Direction | Transcribe the material in full. Nothing should differ except that the pictures are left out.
**** Task data ****
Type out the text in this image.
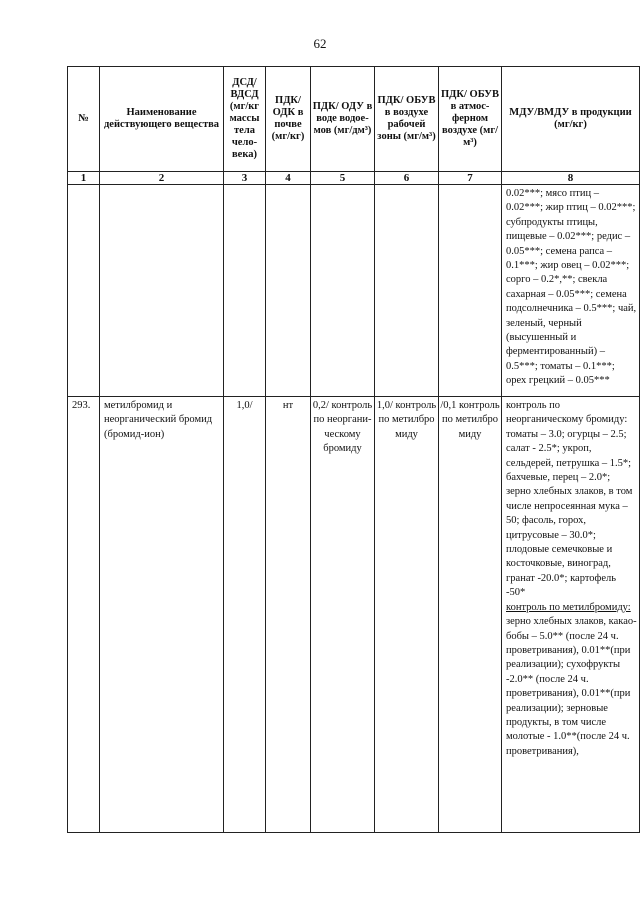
62
№	Наименование действующего вещества	ДСД/ ВДСД (мг/кг массы тела чело- века)	ПДК/ ОДК в почве (мг/кг)	ПДК/ ОДУ в воде водое- мов (мг/дм³)	ПДК/ ОБУВ в воздухе рабочей зоны (мг/м³)	ПДК/ ОБУВ в атмос- ферном воздухе (мг/м³)	МДУ/ВМДУ в продукции (мг/кг)
1	2	3	4	5	6	7	8
							0.02***; мясо птиц – 0.02***; жир птиц – 0.02***; субпродукты птицы, пищевые – 0.02***; редис – 0.05***; семена рапса – 0.1***; жир овец – 0.02***; сорго – 0.2*,**; свекла сахарная – 0.05***; семена подсолнечника – 0.5***; чай, зеленый, черный (высушенный и ферментированный) – 0.5***; томаты – 0.1***; орех грецкий – 0.05***
293.	метилбромид и неорганический бромид (бромид-ион)	1,0/	нт	0,2/ контроль по неоргани- ческому бромиду	1,0/ контроль по метилбро миду	/0,1 контроль по метилбро миду	контроль по неорганическому бромиду: томаты – 3.0; огурцы – 2.5; салат - 2.5*; укроп, сельдерей, петрушка – 1.5*; бахчевые, перец – 2.0*; зерно хлебных злаков, в том числе непросеянная мука – 50; фасоль, горох, цитрусовые – 30.0*; плодовые семечковые и косточковые, виноград, гранат -20.0*; картофель -50*
контроль по метилбромиду: зерно хлебных злаков, какао-бобы – 5.0** (после 24 ч. проветривания), 0.01**(при реализации); сухофрукты -2.0** (после 24 ч. проветривания), 0.01**(при реализации); зерновые продукты, в том числе молотые - 1.0**(после 24 ч. проветривания),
****
Reply to the exercise |
Type out the text in this image.
62
№	Наименование действующего вещества	ДСД/ ВДСД (мг/кг массы тела чело- века)	ПДК/ ОДК в почве (мг/кг)	ПДК/ ОДУ в воде водое- мов (мг/дм³)	ПДК/ ОБУВ в воздухе рабочей зоны (мг/м³)	ПДК/ ОБУВ в атмос- ферном воздухе (мг/м³)	МДУ/ВМДУ в продукции (мг/кг)
1	2	3	4	5	6	7	8
							0.02***; мясо птиц – 0.02***; жир птиц – 0.02***; субпродукты птицы, пищевые – 0.02***; редис – 0.05***; семена рапса – 0.1***; жир овец – 0.02***; сорго – 0.2*,**; свекла сахарная – 0.05***; семена подсолнечника – 0.5***; чай, зеленый, черный (высушенный и ферментированный) – 0.5***; томаты – 0.1***; орех грецкий – 0.05***
293.	метилбромид и неорганический бромид (бромид-ион)	1,0/	нт	0,2/ контроль по неоргани- ческому бромиду	1,0/ контроль по метилбро миду	/0,1 контроль по метилбро миду	контроль по неорганическому бромиду: томаты – 3.0; огурцы – 2.5; салат - 2.5*; укроп, сельдерей, петрушка – 1.5*; бахчевые, перец – 2.0*; зерно хлебных злаков, в том числе непросеянная мука – 50; фасоль, горох, цитрусовые – 30.0*; плодовые семечковые и косточковые, виноград, гранат -20.0*; картофель -50*
контроль по метилбромиду: зерно хлебных злаков, какао-бобы – 5.0** (после 24 ч. проветривания), 0.01**(при реализации); сухофрукты -2.0** (после 24 ч. проветривания), 0.01**(при реализации); зерновые продукты, в том числе молотые - 1.0**(после 24 ч. проветривания),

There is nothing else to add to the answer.